TASK REQUIREMENTS:
Find each line with "Production" and copy it.

GIVEN DATA:
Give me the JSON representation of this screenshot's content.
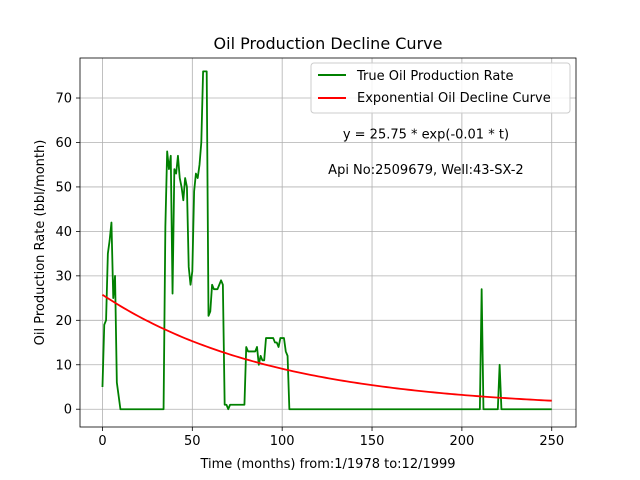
{
  "chart_data": {
    "type": "line",
    "title": "Oil Production Decline Curve",
    "xlabel": "Time (months) from:1/1978 to:12/1999",
    "ylabel": "Oil Production Rate (bbl/month)",
    "xlim": [
      -12.5,
      263.5
    ],
    "ylim": [
      -4,
      79
    ],
    "xticks": [
      0,
      50,
      100,
      150,
      200,
      250
    ],
    "yticks": [
      0,
      10,
      20,
      30,
      40,
      50,
      60,
      70
    ],
    "grid": true,
    "legend_position": "top-right",
    "annotations": [
      {
        "text": "y = 25.75 * exp(-0.01 * t)",
        "x": 180,
        "y": 62
      },
      {
        "text": "Api No:2509679, Well:43-SX-2",
        "x": 180,
        "y": 54
      }
    ],
    "series": [
      {
        "name": "True Oil Production Rate",
        "color": "#008000",
        "kind": "polyline",
        "points": [
          [
            0,
            5
          ],
          [
            1,
            19
          ],
          [
            2,
            20
          ],
          [
            3,
            35
          ],
          [
            4,
            38
          ],
          [
            5,
            42
          ],
          [
            6,
            25
          ],
          [
            7,
            30
          ],
          [
            8,
            6
          ],
          [
            10,
            0
          ],
          [
            34,
            0
          ],
          [
            35,
            41
          ],
          [
            36,
            58
          ],
          [
            37,
            54
          ],
          [
            38,
            57
          ],
          [
            39,
            26
          ],
          [
            40,
            54
          ],
          [
            41,
            53
          ],
          [
            42,
            57
          ],
          [
            43,
            52
          ],
          [
            44,
            50
          ],
          [
            45,
            47
          ],
          [
            46,
            52
          ],
          [
            47,
            50
          ],
          [
            48,
            32
          ],
          [
            49,
            28
          ],
          [
            50,
            31
          ],
          [
            51,
            49
          ],
          [
            52,
            53
          ],
          [
            53,
            52
          ],
          [
            54,
            55
          ],
          [
            55,
            60
          ],
          [
            56,
            76
          ],
          [
            58,
            76
          ],
          [
            59,
            21
          ],
          [
            60,
            22
          ],
          [
            61,
            28
          ],
          [
            62,
            27
          ],
          [
            63,
            27
          ],
          [
            64,
            27
          ],
          [
            65,
            28
          ],
          [
            66,
            29
          ],
          [
            67,
            28
          ],
          [
            68,
            1
          ],
          [
            69,
            1
          ],
          [
            70,
            0
          ],
          [
            71,
            1
          ],
          [
            79,
            1
          ],
          [
            80,
            14
          ],
          [
            81,
            13
          ],
          [
            85,
            13
          ],
          [
            86,
            14
          ],
          [
            87,
            10
          ],
          [
            88,
            12
          ],
          [
            89,
            11
          ],
          [
            90,
            11
          ],
          [
            91,
            16
          ],
          [
            95,
            16
          ],
          [
            96,
            15
          ],
          [
            97,
            15
          ],
          [
            98,
            14
          ],
          [
            99,
            16
          ],
          [
            101,
            16
          ],
          [
            102,
            13
          ],
          [
            103,
            12
          ],
          [
            104,
            0
          ],
          [
            210,
            0
          ],
          [
            211,
            27
          ],
          [
            212,
            0
          ],
          [
            220,
            0
          ],
          [
            221,
            10
          ],
          [
            222,
            0
          ],
          [
            250,
            0
          ]
        ]
      },
      {
        "name": "Exponential Oil Decline Curve",
        "color": "#ff0000",
        "kind": "function",
        "a": 25.75,
        "k": 0.0104,
        "domain": [
          0,
          250
        ]
      }
    ]
  }
}
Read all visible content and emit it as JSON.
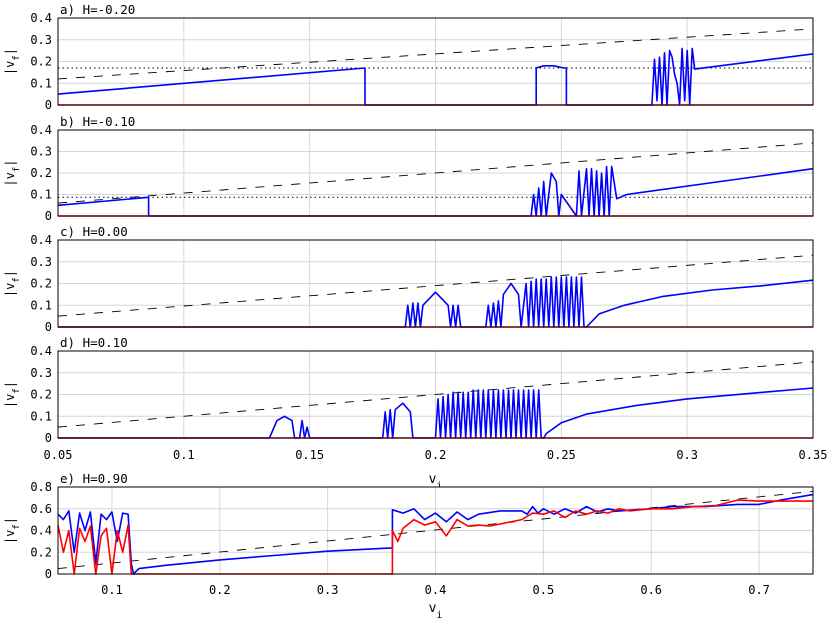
{
  "chart_data": [
    {
      "type": "line",
      "title": "a) H=-0.20",
      "xlabel": "",
      "ylabel": "|v_f|",
      "xlim": [
        0.05,
        0.35
      ],
      "ylim": [
        0,
        0.4
      ],
      "xticks": [],
      "yticks": [
        "0",
        "0.1",
        "0.2",
        "0.3",
        "0.4"
      ],
      "grid": true,
      "reference_lines": {
        "dashed": {
          "x": [
            0.05,
            0.35
          ],
          "y": [
            0.12,
            0.35
          ]
        },
        "dotted_y": 0.17
      },
      "series": [
        {
          "color": "#0000ff",
          "x": [
            0.05,
            0.172,
            0.172,
            0.24,
            0.24,
            0.243,
            0.247,
            0.251,
            0.252,
            0.252,
            0.286,
            0.287,
            0.288,
            0.289,
            0.29,
            0.291,
            0.292,
            0.293,
            0.294,
            0.295,
            0.296,
            0.297,
            0.298,
            0.299,
            0.3,
            0.301,
            0.302,
            0.303,
            0.35
          ],
          "y": [
            0.05,
            0.17,
            0.0,
            0.0,
            0.17,
            0.18,
            0.18,
            0.17,
            0.17,
            0.0,
            0.0,
            0.21,
            0.02,
            0.22,
            0.0,
            0.24,
            0.0,
            0.25,
            0.22,
            0.14,
            0.1,
            0.0,
            0.26,
            0.02,
            0.25,
            0.0,
            0.26,
            0.165,
            0.235
          ]
        },
        {
          "color": "#ff0000",
          "x": [
            0.05,
            0.35
          ],
          "y": [
            0,
            0
          ]
        }
      ]
    },
    {
      "type": "line",
      "title": "b) H=-0.10",
      "xlabel": "",
      "ylabel": "|v_f|",
      "xlim": [
        0.05,
        0.35
      ],
      "ylim": [
        0,
        0.4
      ],
      "xticks": [],
      "yticks": [
        "0",
        "0.1",
        "0.2",
        "0.3",
        "0.4"
      ],
      "grid": true,
      "reference_lines": {
        "dashed": {
          "x": [
            0.05,
            0.35
          ],
          "y": [
            0.06,
            0.34
          ]
        },
        "dotted_y": 0.087
      },
      "series": [
        {
          "color": "#0000ff",
          "x": [
            0.05,
            0.086,
            0.086,
            0.238,
            0.239,
            0.24,
            0.241,
            0.242,
            0.243,
            0.244,
            0.246,
            0.248,
            0.249,
            0.25,
            0.256,
            0.257,
            0.258,
            0.26,
            0.261,
            0.262,
            0.263,
            0.264,
            0.265,
            0.266,
            0.267,
            0.268,
            0.269,
            0.27,
            0.272,
            0.276,
            0.35
          ],
          "y": [
            0.05,
            0.087,
            0.0,
            0.0,
            0.1,
            0.0,
            0.13,
            0.0,
            0.16,
            0.0,
            0.2,
            0.16,
            0.0,
            0.1,
            0.0,
            0.21,
            0.0,
            0.22,
            0.0,
            0.22,
            0.0,
            0.21,
            0.0,
            0.2,
            0.0,
            0.23,
            0.0,
            0.23,
            0.08,
            0.1,
            0.22
          ]
        },
        {
          "color": "#ff0000",
          "x": [
            0.05,
            0.35
          ],
          "y": [
            0,
            0
          ]
        }
      ]
    },
    {
      "type": "line",
      "title": "c) H=0.00",
      "xlabel": "",
      "ylabel": "|v_f|",
      "xlim": [
        0.05,
        0.35
      ],
      "ylim": [
        0,
        0.4
      ],
      "xticks": [],
      "yticks": [
        "0",
        "0.1",
        "0.2",
        "0.3",
        "0.4"
      ],
      "grid": true,
      "reference_lines": {
        "dashed": {
          "x": [
            0.05,
            0.35
          ],
          "y": [
            0.05,
            0.33
          ]
        }
      },
      "series": [
        {
          "color": "#0000ff",
          "x": [
            0.05,
            0.188,
            0.189,
            0.19,
            0.191,
            0.192,
            0.193,
            0.194,
            0.195,
            0.2,
            0.205,
            0.206,
            0.207,
            0.208,
            0.209,
            0.21,
            0.22,
            0.221,
            0.222,
            0.223,
            0.224,
            0.225,
            0.226,
            0.227,
            0.23,
            0.233,
            0.234,
            0.236,
            0.237,
            0.238,
            0.239,
            0.24,
            0.241,
            0.242,
            0.243,
            0.244,
            0.245,
            0.246,
            0.247,
            0.248,
            0.249,
            0.25,
            0.251,
            0.252,
            0.253,
            0.254,
            0.255,
            0.256,
            0.257,
            0.258,
            0.259,
            0.26,
            0.265,
            0.275,
            0.29,
            0.31,
            0.33,
            0.35
          ],
          "y": [
            0.0,
            0.0,
            0.1,
            0.0,
            0.11,
            0.0,
            0.11,
            0.0,
            0.1,
            0.16,
            0.1,
            0.0,
            0.1,
            0.0,
            0.1,
            0.0,
            0.0,
            0.1,
            0.0,
            0.11,
            0.0,
            0.12,
            0.0,
            0.15,
            0.2,
            0.15,
            0.0,
            0.2,
            0.0,
            0.21,
            0.0,
            0.22,
            0.0,
            0.22,
            0.0,
            0.22,
            0.0,
            0.23,
            0.0,
            0.23,
            0.0,
            0.23,
            0.0,
            0.23,
            0.0,
            0.23,
            0.0,
            0.23,
            0.0,
            0.23,
            0.0,
            0.0,
            0.06,
            0.1,
            0.14,
            0.17,
            0.19,
            0.215
          ]
        },
        {
          "color": "#ff0000",
          "x": [
            0.05,
            0.35
          ],
          "y": [
            0,
            0
          ]
        }
      ]
    },
    {
      "type": "line",
      "title": "d) H=0.10",
      "xlabel": "v_i",
      "ylabel": "|v_f|",
      "xlim": [
        0.05,
        0.35
      ],
      "ylim": [
        0,
        0.4
      ],
      "xticks": [
        "0.05",
        "0.1",
        "0.15",
        "0.2",
        "0.25",
        "0.3",
        "0.35"
      ],
      "yticks": [
        "0",
        "0.1",
        "0.2",
        "0.3",
        "0.4"
      ],
      "grid": true,
      "reference_lines": {
        "dashed": {
          "x": [
            0.05,
            0.35
          ],
          "y": [
            0.05,
            0.35
          ]
        }
      },
      "series": [
        {
          "color": "#0000ff",
          "x": [
            0.05,
            0.134,
            0.137,
            0.14,
            0.143,
            0.144,
            0.146,
            0.147,
            0.148,
            0.149,
            0.15,
            0.151,
            0.179,
            0.18,
            0.181,
            0.182,
            0.183,
            0.184,
            0.187,
            0.19,
            0.191,
            0.2,
            0.201,
            0.202,
            0.203,
            0.204,
            0.205,
            0.206,
            0.207,
            0.208,
            0.209,
            0.21,
            0.211,
            0.212,
            0.213,
            0.214,
            0.215,
            0.216,
            0.217,
            0.218,
            0.219,
            0.22,
            0.221,
            0.222,
            0.223,
            0.224,
            0.225,
            0.226,
            0.227,
            0.228,
            0.229,
            0.23,
            0.231,
            0.232,
            0.233,
            0.234,
            0.235,
            0.236,
            0.237,
            0.238,
            0.239,
            0.24,
            0.241,
            0.242,
            0.243,
            0.244,
            0.25,
            0.26,
            0.28,
            0.3,
            0.33,
            0.35
          ],
          "y": [
            0.0,
            0.0,
            0.08,
            0.1,
            0.08,
            0.0,
            0.0,
            0.08,
            0.0,
            0.05,
            0.0,
            0.0,
            0.0,
            0.12,
            0.0,
            0.13,
            0.0,
            0.13,
            0.16,
            0.12,
            0.0,
            0.0,
            0.18,
            0.0,
            0.19,
            0.0,
            0.2,
            0.0,
            0.21,
            0.0,
            0.21,
            0.0,
            0.21,
            0.0,
            0.21,
            0.0,
            0.22,
            0.0,
            0.22,
            0.0,
            0.22,
            0.0,
            0.22,
            0.0,
            0.22,
            0.0,
            0.22,
            0.0,
            0.22,
            0.0,
            0.22,
            0.0,
            0.22,
            0.0,
            0.22,
            0.0,
            0.22,
            0.0,
            0.22,
            0.0,
            0.22,
            0.0,
            0.22,
            0.0,
            0.0,
            0.02,
            0.07,
            0.11,
            0.15,
            0.18,
            0.21,
            0.23
          ]
        },
        {
          "color": "#ff0000",
          "x": [
            0.05,
            0.35
          ],
          "y": [
            0,
            0
          ]
        }
      ]
    },
    {
      "type": "line",
      "title": "e) H=0.90",
      "xlabel": "v_i",
      "ylabel": "|v_f|",
      "xlim": [
        0.05,
        0.75
      ],
      "ylim": [
        0,
        0.8
      ],
      "xticks": [
        "0.1",
        "0.2",
        "0.3",
        "0.4",
        "0.5",
        "0.6",
        "0.7"
      ],
      "yticks": [
        "0",
        "0.2",
        "0.4",
        "0.6",
        "0.8"
      ],
      "grid": true,
      "reference_lines": {
        "dashed": {
          "x": [
            0.05,
            0.75
          ],
          "y": [
            0.05,
            0.76
          ]
        }
      },
      "series": [
        {
          "color": "#0000ff",
          "x": [
            0.05,
            0.055,
            0.06,
            0.065,
            0.07,
            0.075,
            0.08,
            0.085,
            0.09,
            0.095,
            0.1,
            0.105,
            0.11,
            0.115,
            0.118,
            0.12,
            0.125,
            0.15,
            0.2,
            0.25,
            0.3,
            0.36,
            0.36,
            0.37,
            0.38,
            0.39,
            0.4,
            0.41,
            0.42,
            0.43,
            0.44,
            0.46,
            0.48,
            0.485,
            0.49,
            0.495,
            0.5,
            0.51,
            0.52,
            0.53,
            0.54,
            0.55,
            0.56,
            0.57,
            0.6,
            0.62,
            0.65,
            0.68,
            0.7,
            0.72,
            0.75
          ],
          "y": [
            0.55,
            0.5,
            0.58,
            0.2,
            0.56,
            0.4,
            0.57,
            0.1,
            0.55,
            0.5,
            0.57,
            0.3,
            0.56,
            0.55,
            0.1,
            0.0,
            0.05,
            0.08,
            0.13,
            0.17,
            0.21,
            0.24,
            0.59,
            0.56,
            0.6,
            0.5,
            0.56,
            0.48,
            0.57,
            0.5,
            0.55,
            0.58,
            0.58,
            0.55,
            0.62,
            0.56,
            0.6,
            0.55,
            0.6,
            0.56,
            0.62,
            0.57,
            0.6,
            0.58,
            0.6,
            0.62,
            0.62,
            0.64,
            0.64,
            0.68,
            0.73
          ]
        },
        {
          "color": "#ff0000",
          "x": [
            0.05,
            0.055,
            0.06,
            0.065,
            0.07,
            0.075,
            0.08,
            0.085,
            0.09,
            0.095,
            0.1,
            0.105,
            0.11,
            0.115,
            0.118,
            0.12,
            0.2,
            0.3,
            0.36,
            0.36,
            0.365,
            0.37,
            0.38,
            0.39,
            0.4,
            0.41,
            0.42,
            0.43,
            0.44,
            0.45,
            0.46,
            0.48,
            0.49,
            0.5,
            0.51,
            0.52,
            0.53,
            0.54,
            0.55,
            0.56,
            0.57,
            0.58,
            0.6,
            0.62,
            0.64,
            0.66,
            0.68,
            0.7,
            0.75
          ],
          "y": [
            0.45,
            0.2,
            0.4,
            0.0,
            0.42,
            0.3,
            0.44,
            0.0,
            0.35,
            0.42,
            0.0,
            0.4,
            0.2,
            0.45,
            0.0,
            0.0,
            0.0,
            0.0,
            0.0,
            0.4,
            0.3,
            0.42,
            0.5,
            0.45,
            0.48,
            0.35,
            0.5,
            0.44,
            0.45,
            0.44,
            0.46,
            0.5,
            0.56,
            0.55,
            0.58,
            0.52,
            0.58,
            0.55,
            0.58,
            0.56,
            0.6,
            0.58,
            0.6,
            0.6,
            0.62,
            0.63,
            0.68,
            0.67,
            0.67
          ]
        }
      ]
    }
  ]
}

SOLUTION TO THE PROBLEM:
    "title": "Oil Production Decline Curve",
    "ylabel": "Oil Production Rate (bbl/month)",
        "name": "True Oil Production Rate",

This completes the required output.